### Written instruction
Working from the entries that follow, transcribe exactly and only the lines from the one with "Read this page and output its text content." through the last, pictures excluded.

### Collected data

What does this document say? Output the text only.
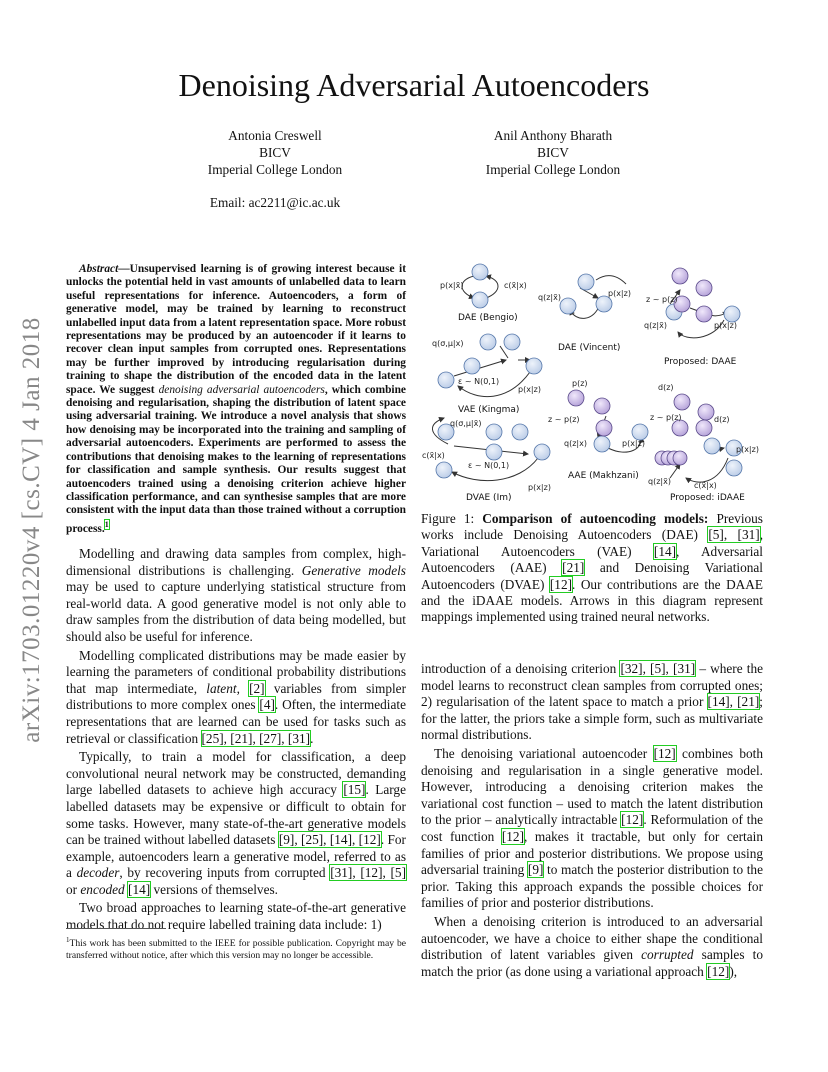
arXiv:1703.01220v4 [cs.CV] 4 Jan 2018
Denoising Adversarial Autoencoders
Antonia Creswell
BICV
Imperial College London
Anil Anthony Bharath
BICV
Imperial College London
Email: ac2211@ic.ac.uk
Abstract—Unsupervised learning is of growing interest because it unlocks the potential held in vast amounts of unlabelled data to learn useful representations for inference. Autoencoders, a form of generative model, may be trained by learning to reconstruct unlabelled input data from a latent representation space. More robust representations may be produced by an autoencoder if it learns to recover clean input samples from corrupted ones. Representations may be further improved by introducing regularisation during training to shape the distribution of the encoded data in the latent space. We suggest denoising adversarial autoencoders, which combine denoising and regularisation, shaping the distribution of latent space using adversarial training. We introduce a novel analysis that shows how denoising may be incorporated into the training and sampling of adversarial autoencoders. Experiments are performed to assess the contributions that denoising makes to the learning of representations for classification and sample synthesis. Our results suggest that autoencoders trained using a denoising criterion achieve higher classification performance, and can synthesise samples that are more consistent with the input data than those trained without a corruption process.$^1$

Modelling and drawing data samples from complex, high-dimensional distributions is challenging. Generative models may be used to capture underlying statistical structure from real-world data. A good generative model is not only able to draw samples from the distribution of data being modelled, but should also be useful for inference.

Modelling complicated distributions may be made easier by learning the parameters of conditional probability distributions that map intermediate, latent, [2] variables from simpler distributions to more complex ones [4]. Often, the intermediate representations that are learned can be used for tasks such as retrieval or classification [25], [21], [27], [31].

Typically, to train a model for classification, a deep convolutional neural network may be constructed, demanding large labelled datasets to achieve high accuracy [15]. Large labelled datasets may be expensive or difficult to obtain for some tasks. However, many state-of-the-art generative models can be trained without labelled datasets [9], [25], [14], [12]. For example, autoencoders learn a generative model, referred to as a decoder, by recovering inputs from corrupted [31], [12], [5] or encoded [14] versions of themselves.

Two broad approaches to learning state-of-the-art generative models that do not require labelled training data include: 1)

$^1$This work has been submitted to the IEEE for possible publication. Copyright may be transferred without notice, after which this version may no longer be accessible.
p(x|x̃)	c(x̃|x)
q(z|x̃)	p(x|z)
z ~ p(z)
q(z|x̃)	p(x|z)
q(σ,μ|x)
ε ~ N(0,1)
p(x|z)
p(z)
z ~ p(z)
q(z|x)	p(x|z)
d(z)
z ~ p(z)	d(z)
c(x̃|x)
q(σ,μ|x̃)
ε ~ N(0,1)
p(x|z)
q(z|x̃)	c(x̃|x)
p(x|z)
DAE (Bengio)
DAE (Vincent)
Proposed: DAAE
VAE (Kingma)
AAE (Makhzani)
DVAE (Im)	Proposed: iDAAE
Figure 1: Comparison of autoencoding models: Previous works include Denoising Autoencoders (DAE) [5], [31], Variational Autoencoders (VAE) [14], Adversarial Autoencoders (AAE) [21] and Denoising Variational Autoencoders (DVAE) [12]. Our contributions are the DAAE and the iDAAE models. Arrows in this diagram represent mappings implemented using trained neural networks.

introduction of a denoising criterion [32], [5], [31] – where the model learns to reconstruct clean samples from corrupted ones; 2) regularisation of the latent space to match a prior [14], [21]; for the latter, the priors take a simple form, such as multivariate normal distributions.

The denoising variational autoencoder [12] combines both denoising and regularisation in a single generative model. However, introducing a denoising criterion makes the variational cost function – used to match the latent distribution to the prior – analytically intractable [12]. Reformulation of the cost function [12], makes it tractable, but only for certain families of prior and posterior distributions. We propose using adversarial training [9] to match the posterior distribution to the prior. Taking this approach expands the possible choices for families of prior and posterior distributions.

When a denoising criterion is introduced to an adversarial autoencoder, we have a choice to either shape the conditional distribution of latent variables given corrupted samples to match the prior (as done using a variational approach [12]),
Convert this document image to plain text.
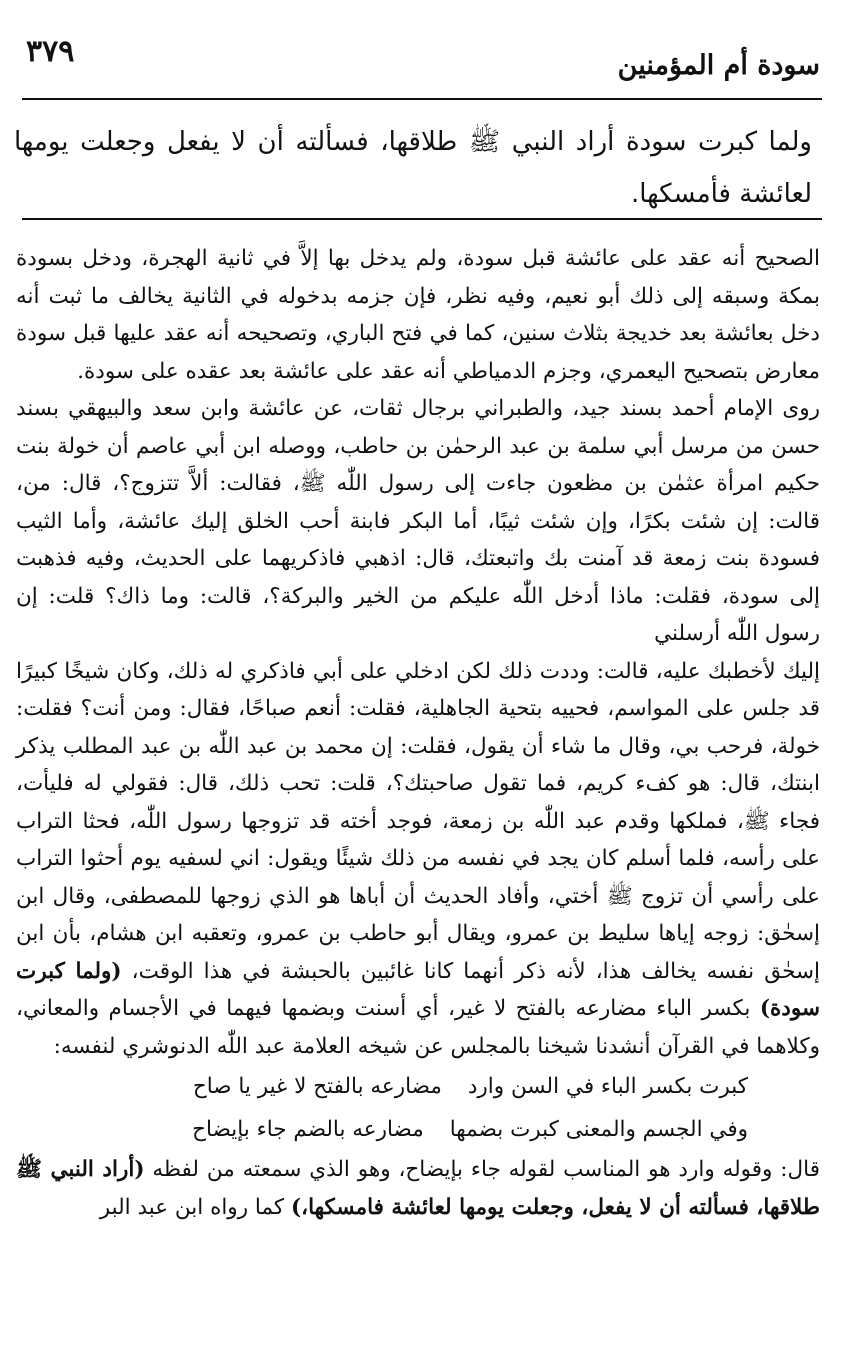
٣٧٩	سودة أم المؤمنين
ولما كبرت سودة أراد النبي ﷺ طلاقها، فسألته أن لا يفعل وجعلت يومها لعائشة فأمسكها.

الصحيح أنه عقد على عائشة قبل سودة، ولم يدخل بها إلاَّ في ثانية الهجرة، ودخل بسودة بمكة وسبقه إلى ذلك أبو نعيم، وفيه نظر، فإن جزمه بدخوله في الثانية يخالف ما ثبت أنه دخل بعائشة بعد خديجة بثلاث سنين، كما في فتح الباري، وتصحيحه أنه عقد عليها قبل سودة معارض بتصحيح اليعمري، وجزم الدمياطي أنه عقد على عائشة بعد عقده على سودة.

روى الإمام أحمد بسند جيد، والطبراني برجال ثقات، عن عائشة وابن سعد والبيهقي بسند حسن من مرسل أبي سلمة بن عبد الرحمٰن بن حاطب، ووصله ابن أبي عاصم أن خولة بنت حكيم امرأة عثمٰن بن مظعون جاءت إلى رسول اللّٰه ﷺ، فقالت: ألاَّ تتزوج؟، قال: من، قالت: إن شئت بكرًا، وإن شئت ثيبًا، أما البكر فابنة أحب الخلق إليك عائشة، وأما الثيب فسودة بنت زمعة قد آمنت بك واتبعتك، قال: اذهبي فاذكريهما على الحديث، وفيه فذهبت إلى سودة، فقلت: ماذا أدخل اللّٰه عليكم من الخير والبركة؟، قالت: وما ذاك؟ قلت: إن رسول اللّٰه أرسلني

إليك لأخطبك عليه، قالت: وددت ذلك لكن ادخلي على أبي فاذكري له ذلك، وكان شيخًا كبيرًا قد جلس على المواسم، فحييه بتحية الجاهلية، فقلت: أنعم صباحًا، فقال: ومن أنت؟ فقلت: خولة، فرحب بي، وقال ما شاء أن يقول، فقلت: إن محمد بن عبد اللّٰه بن عبد المطلب يذكر ابنتك، قال: هو كفء كريم، فما تقول صاحبتك؟، قلت: تحب ذلك، قال: فقولي له فليأت، فجاء ﷺ، فملكها وقدم عبد اللّٰه بن زمعة، فوجد أخته قد تزوجها رسول اللّٰه، فحثا التراب على رأسه، فلما أسلم كان يجد في نفسه من ذلك شيئًا ويقول: اني لسفيه يوم أحثوا التراب على رأسي أن تزوج ﷺ أختي، وأفاد الحديث أن أباها هو الذي زوجها للمصطفى، وقال ابن إسحٰق: زوجه إياها سليط بن عمرو، ويقال أبو حاطب بن عمرو، وتعقبه ابن هشام، بأن ابن إسحٰق نفسه يخالف هذا، لأنه ذكر أنهما كانا غائبين بالحبشة في هذا الوقت، (ولما كبرت سودة) بكسر الباء مضارعه بالفتح لا غير، أي أسنت وبضمها فيهما في الأجسام والمعاني، وكلاهما في القرآن أنشدنا شيخنا بالمجلس عن شيخه العلامة عبد اللّٰه الدنوشري لنفسه:

كبرت بكسر الباء في السن واردمضارعه بالفتح لا غير يا صاح
وفي الجسم والمعنى كبرت بضمهامضارعه بالضم جاء بإيضاح

قال: وقوله وارد هو المناسب لقوله جاء بإيضاح، وهو الذي سمعته من لفظه (أراد النبي ﷺ طلاقها، فسألته أن لا يفعل، وجعلت يومها لعائشة فامسكها،) كما رواه ابن عبد البر
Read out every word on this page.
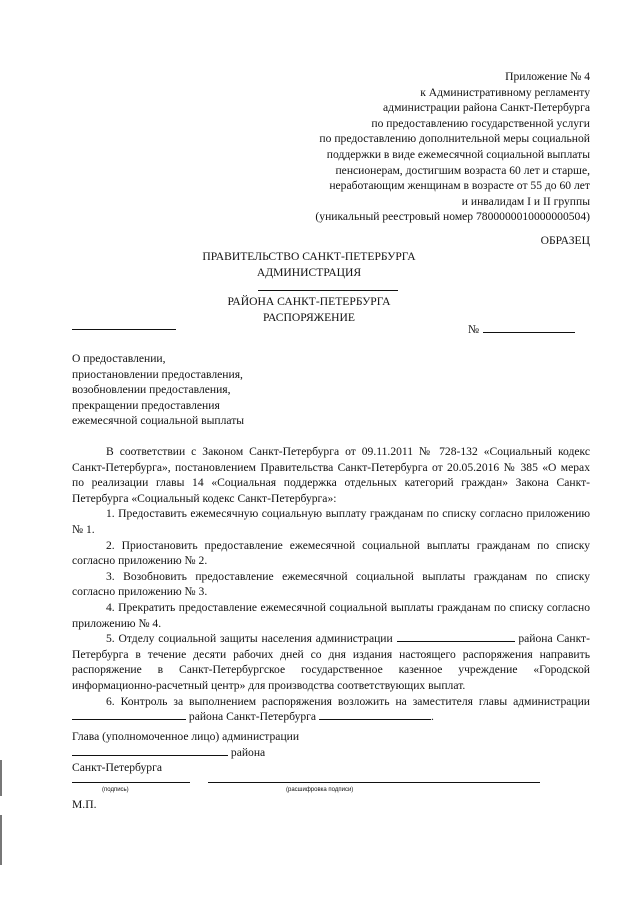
Приложение № 4
к Административному регламенту
администрации района Санкт-Петербурга
по предоставлению государственной услуги
по предоставлению дополнительной меры социальной
поддержки в виде ежемесячной социальной выплаты
пенсионерам, достигшим возраста 60 лет и старше,
неработающим женщинам в возрасте от 55 до 60 лет
и инвалидам I и II группы
(уникальный реестровый номер 7800000010000000504)
ОБРАЗЕЦ
ПРАВИТЕЛЬСТВО САНКТ-ПЕТЕРБУРГА
АДМИНИСТРАЦИЯ
РАЙОНА САНКТ-ПЕТЕРБУРГА
РАСПОРЯЖЕНИЕ
№
О предоставлении,
приостановлении предоставления,
возобновлении предоставления,
прекращении предоставления
ежемесячной социальной выплаты

В соответствии с Законом Санкт-Петербурга от 09.11.2011 № 728-132 «Социальный кодекс Санкт-Петербурга», постановлением Правительства Санкт-Петербурга от 20.05.2016 № 385 «О мерах по реализации главы 14 «Социальная поддержка отдельных категорий граждан» Закона Санкт-Петербурга «Социальный кодекс Санкт-Петербурга»:

1. Предоставить ежемесячную социальную выплату гражданам по списку согласно приложению № 1.

2. Приостановить предоставление ежемесячной социальной выплаты гражданам по списку согласно приложению № 2.

3. Возобновить предоставление ежемесячной социальной выплаты гражданам по списку согласно приложению № 3.

4. Прекратить предоставление ежемесячной социальной выплаты гражданам по списку согласно приложению № 4.

5. Отделу социальной защиты населения администрации	района Санкт-Петербурга в течение десяти рабочих дней со дня издания настоящего распоряжения направить распоряжение в Санкт-Петербургское государственное казенное учреждение «Городской информационно-расчетный центр» для производства соответствующих выплат.

6. Контроль за выполнением распоряжения возложить на заместителя главы администрации  района Санкт-Петербурга	.

Глава (уполномоченное лицо) администрации
района
Санкт-Петербурга
(подпись)	(расшифровка подписи)
М.П.
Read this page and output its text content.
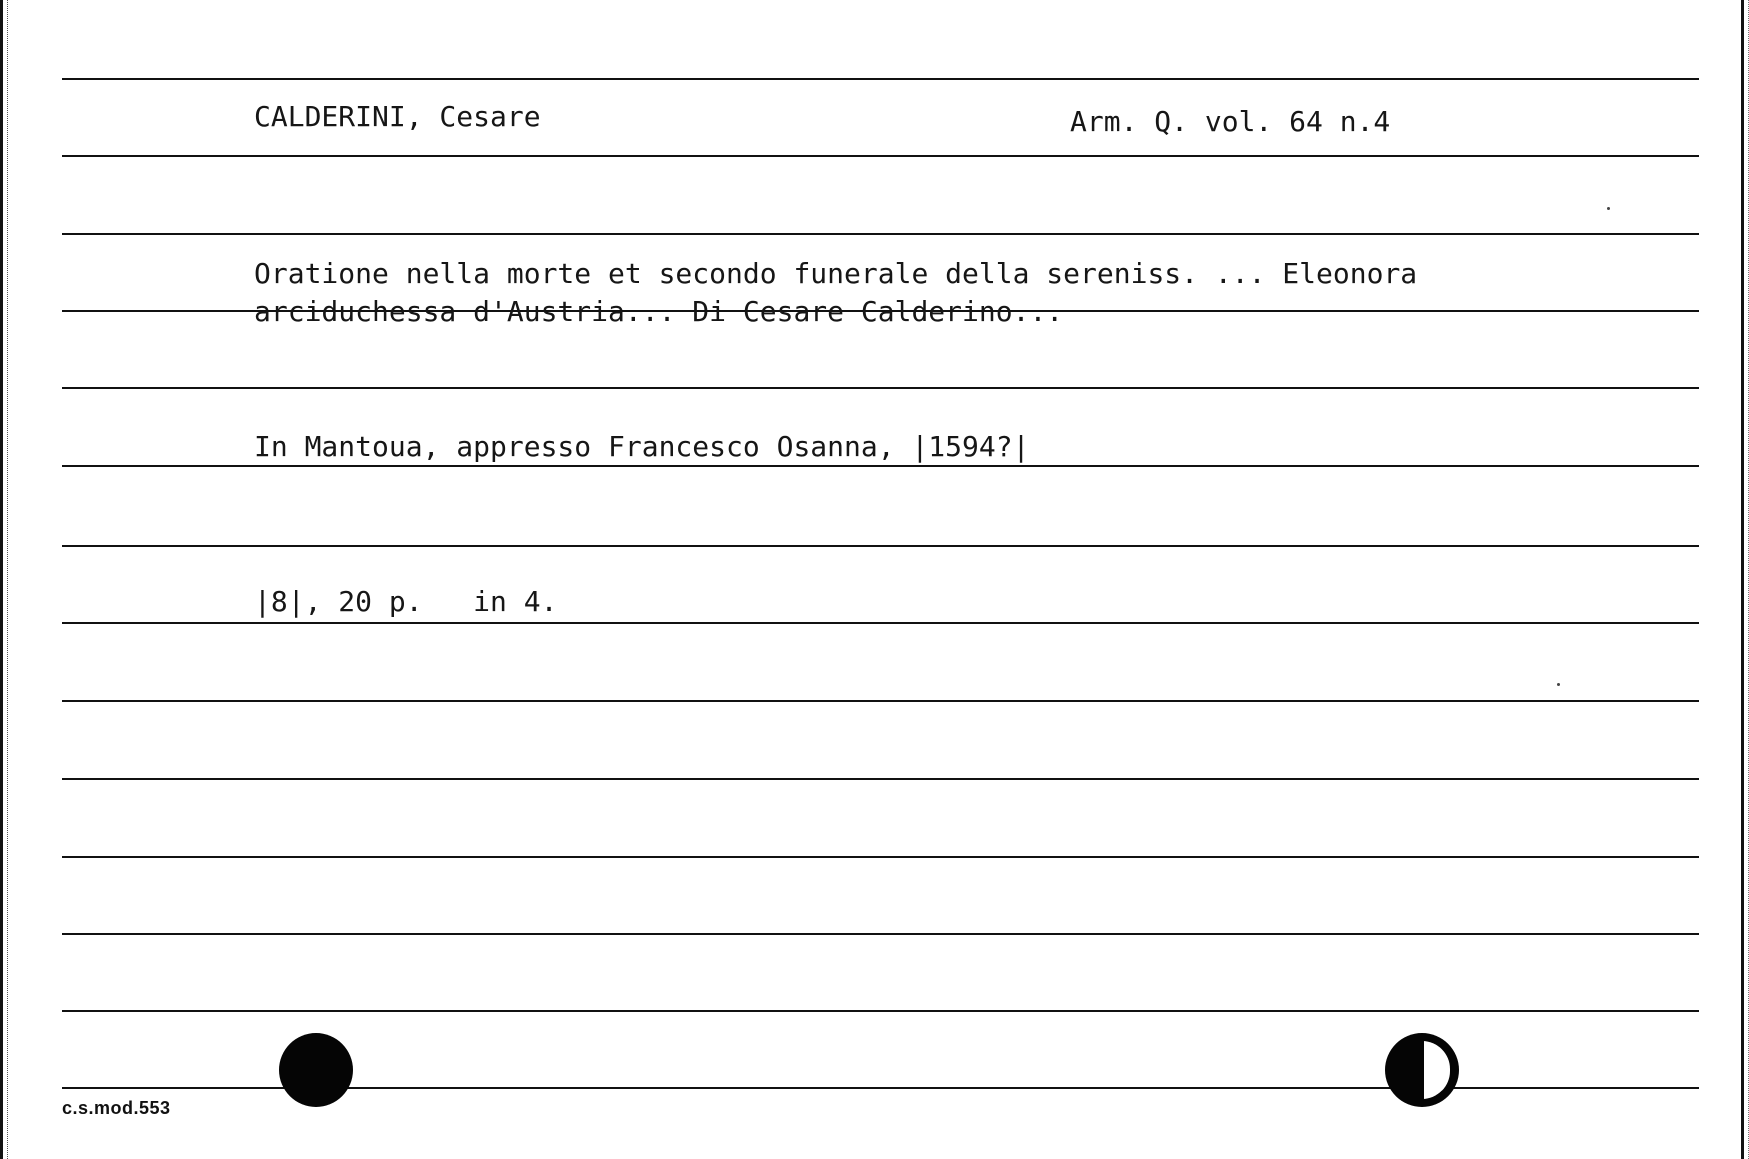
CALDERINI, Cesare	Arm. Q. vol. 64 n.4
Oratione nella morte et secondo funerale della sereniss. ... Eleonora
arciduchessa d'Austria... Di Cesare Calderino...
In Mantoua, appresso Francesco Osanna, |1594?|
|8|, 20 p.   in 4.
c.s.mod.553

### Output for this task
Read this page and output its text content.
CALDERINI, Cesare	Arm. Q. vol. 64 n.4
Oratione nella morte et secondo funerale della sereniss. ... Eleonora
arciduchessa d'Austria... Di Cesare Calderino...
In Mantoua, appresso Francesco Osanna, |1594?|
|8|, 20 p.   in 4.
c.s.mod.553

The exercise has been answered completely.